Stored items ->

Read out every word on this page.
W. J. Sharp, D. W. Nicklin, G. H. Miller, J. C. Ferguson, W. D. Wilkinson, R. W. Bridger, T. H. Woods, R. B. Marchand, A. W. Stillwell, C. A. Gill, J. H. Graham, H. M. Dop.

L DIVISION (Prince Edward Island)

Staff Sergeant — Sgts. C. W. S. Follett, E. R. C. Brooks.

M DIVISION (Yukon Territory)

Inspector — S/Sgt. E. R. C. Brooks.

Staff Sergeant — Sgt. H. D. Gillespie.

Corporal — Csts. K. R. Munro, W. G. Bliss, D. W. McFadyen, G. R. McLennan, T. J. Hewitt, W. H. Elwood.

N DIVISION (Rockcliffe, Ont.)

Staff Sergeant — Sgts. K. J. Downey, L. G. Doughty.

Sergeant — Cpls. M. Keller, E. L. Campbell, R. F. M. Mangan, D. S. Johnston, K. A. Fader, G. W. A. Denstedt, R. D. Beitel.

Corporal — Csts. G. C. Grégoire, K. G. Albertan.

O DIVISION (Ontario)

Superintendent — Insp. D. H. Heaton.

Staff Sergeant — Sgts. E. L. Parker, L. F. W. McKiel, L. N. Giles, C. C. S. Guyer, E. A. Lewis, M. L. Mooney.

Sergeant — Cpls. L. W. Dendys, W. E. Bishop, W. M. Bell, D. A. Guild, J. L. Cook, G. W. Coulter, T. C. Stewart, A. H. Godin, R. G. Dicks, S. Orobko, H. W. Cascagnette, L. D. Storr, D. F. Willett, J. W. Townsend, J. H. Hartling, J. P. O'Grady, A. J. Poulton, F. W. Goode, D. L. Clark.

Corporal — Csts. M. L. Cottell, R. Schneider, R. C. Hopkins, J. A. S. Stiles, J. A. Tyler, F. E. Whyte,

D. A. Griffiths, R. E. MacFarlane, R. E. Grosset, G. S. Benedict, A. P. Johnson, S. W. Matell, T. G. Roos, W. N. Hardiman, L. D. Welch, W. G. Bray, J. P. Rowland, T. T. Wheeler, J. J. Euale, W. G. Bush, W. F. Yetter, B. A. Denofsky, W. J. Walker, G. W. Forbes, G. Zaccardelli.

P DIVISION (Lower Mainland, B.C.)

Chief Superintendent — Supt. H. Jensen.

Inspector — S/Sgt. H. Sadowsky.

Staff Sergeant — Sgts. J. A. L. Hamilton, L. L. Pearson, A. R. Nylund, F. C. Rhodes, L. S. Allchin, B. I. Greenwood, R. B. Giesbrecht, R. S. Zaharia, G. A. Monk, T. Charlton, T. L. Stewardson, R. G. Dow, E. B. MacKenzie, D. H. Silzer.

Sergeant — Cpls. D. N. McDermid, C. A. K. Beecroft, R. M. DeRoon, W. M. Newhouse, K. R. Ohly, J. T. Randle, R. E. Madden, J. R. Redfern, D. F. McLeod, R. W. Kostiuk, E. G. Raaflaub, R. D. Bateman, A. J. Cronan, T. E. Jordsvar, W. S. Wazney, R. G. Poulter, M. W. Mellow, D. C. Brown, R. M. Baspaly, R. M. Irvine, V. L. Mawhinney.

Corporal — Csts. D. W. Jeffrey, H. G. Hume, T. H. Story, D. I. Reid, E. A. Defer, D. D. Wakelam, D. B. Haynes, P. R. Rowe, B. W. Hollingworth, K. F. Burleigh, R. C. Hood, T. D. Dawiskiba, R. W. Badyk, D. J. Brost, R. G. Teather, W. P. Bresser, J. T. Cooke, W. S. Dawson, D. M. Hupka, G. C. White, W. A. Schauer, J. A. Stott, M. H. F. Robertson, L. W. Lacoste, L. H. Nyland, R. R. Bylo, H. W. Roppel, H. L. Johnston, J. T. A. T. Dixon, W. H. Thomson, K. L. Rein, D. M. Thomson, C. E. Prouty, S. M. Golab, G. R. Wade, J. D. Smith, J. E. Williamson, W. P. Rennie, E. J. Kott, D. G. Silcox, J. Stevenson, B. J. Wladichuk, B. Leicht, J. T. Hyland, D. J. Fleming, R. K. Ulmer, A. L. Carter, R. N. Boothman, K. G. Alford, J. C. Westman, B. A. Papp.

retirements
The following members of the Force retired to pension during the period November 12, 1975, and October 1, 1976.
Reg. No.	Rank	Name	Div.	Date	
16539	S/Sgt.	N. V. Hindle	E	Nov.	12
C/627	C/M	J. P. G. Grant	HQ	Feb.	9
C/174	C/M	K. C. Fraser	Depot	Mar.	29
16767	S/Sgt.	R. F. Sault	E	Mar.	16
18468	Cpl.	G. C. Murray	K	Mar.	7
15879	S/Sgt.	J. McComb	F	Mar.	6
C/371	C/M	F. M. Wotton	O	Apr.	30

TASK OBJECTIVE ->
Without leaving anything out, quote all the data.

RESPONSE ->
Read out every word on this page.
W. J. Sharp, D. W. Nicklin, G. H. Miller, J. C. Ferguson, W. D. Wilkinson, R. W. Bridger, T. H. Woods, R. B. Marchand, A. W. Stillwell, C. A. Gill, J. H. Graham, H. M. Dop.

L DIVISION (Prince Edward Island)

Staff Sergeant — Sgts. C. W. S. Follett, E. R. C. Brooks.

M DIVISION (Yukon Territory)

Inspector — S/Sgt. E. R. C. Brooks.

Staff Sergeant — Sgt. H. D. Gillespie.

Corporal — Csts. K. R. Munro, W. G. Bliss, D. W. McFadyen, G. R. McLennan, T. J. Hewitt, W. H. Elwood.

N DIVISION (Rockcliffe, Ont.)

Staff Sergeant — Sgts. K. J. Downey, L. G. Doughty.

Sergeant — Cpls. M. Keller, E. L. Campbell, R. F. M. Mangan, D. S. Johnston, K. A. Fader, G. W. A. Denstedt, R. D. Beitel.

Corporal — Csts. G. C. Grégoire, K. G. Albertan.

O DIVISION (Ontario)

Superintendent — Insp. D. H. Heaton.

Staff Sergeant — Sgts. E. L. Parker, L. F. W. McKiel, L. N. Giles, C. C. S. Guyer, E. A. Lewis, M. L. Mooney.

Sergeant — Cpls. L. W. Dendys, W. E. Bishop, W. M. Bell, D. A. Guild, J. L. Cook, G. W. Coulter, T. C. Stewart, A. H. Godin, R. G. Dicks, S. Orobko, H. W. Cascagnette, L. D. Storr, D. F. Willett, J. W. Townsend, J. H. Hartling, J. P. O'Grady, A. J. Poulton, F. W. Goode, D. L. Clark.

Corporal — Csts. M. L. Cottell, R. Schneider, R. C. Hopkins, J. A. S. Stiles, J. A. Tyler, F. E. Whyte,

D. A. Griffiths, R. E. MacFarlane, R. E. Grosset, G. S. Benedict, A. P. Johnson, S. W. Matell, T. G. Roos, W. N. Hardiman, L. D. Welch, W. G. Bray, J. P. Rowland, T. T. Wheeler, J. J. Euale, W. G. Bush, W. F. Yetter, B. A. Denofsky, W. J. Walker, G. W. Forbes, G. Zaccardelli.

P DIVISION (Lower Mainland, B.C.)

Chief Superintendent — Supt. H. Jensen.

Inspector — S/Sgt. H. Sadowsky.

Staff Sergeant — Sgts. J. A. L. Hamilton, L. L. Pearson, A. R. Nylund, F. C. Rhodes, L. S. Allchin, B. I. Greenwood, R. B. Giesbrecht, R. S. Zaharia, G. A. Monk, T. Charlton, T. L. Stewardson, R. G. Dow, E. B. MacKenzie, D. H. Silzer.

Sergeant — Cpls. D. N. McDermid, C. A. K. Beecroft, R. M. DeRoon, W. M. Newhouse, K. R. Ohly, J. T. Randle, R. E. Madden, J. R. Redfern, D. F. McLeod, R. W. Kostiuk, E. G. Raaflaub, R. D. Bateman, A. J. Cronan, T. E. Jordsvar, W. S. Wazney, R. G. Poulter, M. W. Mellow, D. C. Brown, R. M. Baspaly, R. M. Irvine, V. L. Mawhinney.

Corporal — Csts. D. W. Jeffrey, H. G. Hume, T. H. Story, D. I. Reid, E. A. Defer, D. D. Wakelam, D. B. Haynes, P. R. Rowe, B. W. Hollingworth, K. F. Burleigh, R. C. Hood, T. D. Dawiskiba, R. W. Badyk, D. J. Brost, R. G. Teather, W. P. Bresser, J. T. Cooke, W. S. Dawson, D. M. Hupka, G. C. White, W. A. Schauer, J. A. Stott, M. H. F. Robertson, L. W. Lacoste, L. H. Nyland, R. R. Bylo, H. W. Roppel, H. L. Johnston, J. T. A. T. Dixon, W. H. Thomson, K. L. Rein, D. M. Thomson, C. E. Prouty, S. M. Golab, G. R. Wade, J. D. Smith, J. E. Williamson, W. P. Rennie, E. J. Kott, D. G. Silcox, J. Stevenson, B. J. Wladichuk, B. Leicht, J. T. Hyland, D. J. Fleming, R. K. Ulmer, A. L. Carter, R. N. Boothman, K. G. Alford, J. C. Westman, B. A. Papp.

retirements
The following members of the Force retired to pension during the period November 12, 1975, and October 1, 1976.
Reg. No.	Rank	Name	Div.	Date	
16539	S/Sgt.	N. V. Hindle	E	Nov.	12
C/627	C/M	J. P. G. Grant	HQ	Feb.	9
C/174	C/M	K. C. Fraser	Depot	Mar.	29
16767	S/Sgt.	R. F. Sault	E	Mar.	16
18468	Cpl.	G. C. Murray	K	Mar.	7
15879	S/Sgt.	J. McComb	F	Mar.	6
C/371	C/M	F. M. Wotton	O	Apr.	30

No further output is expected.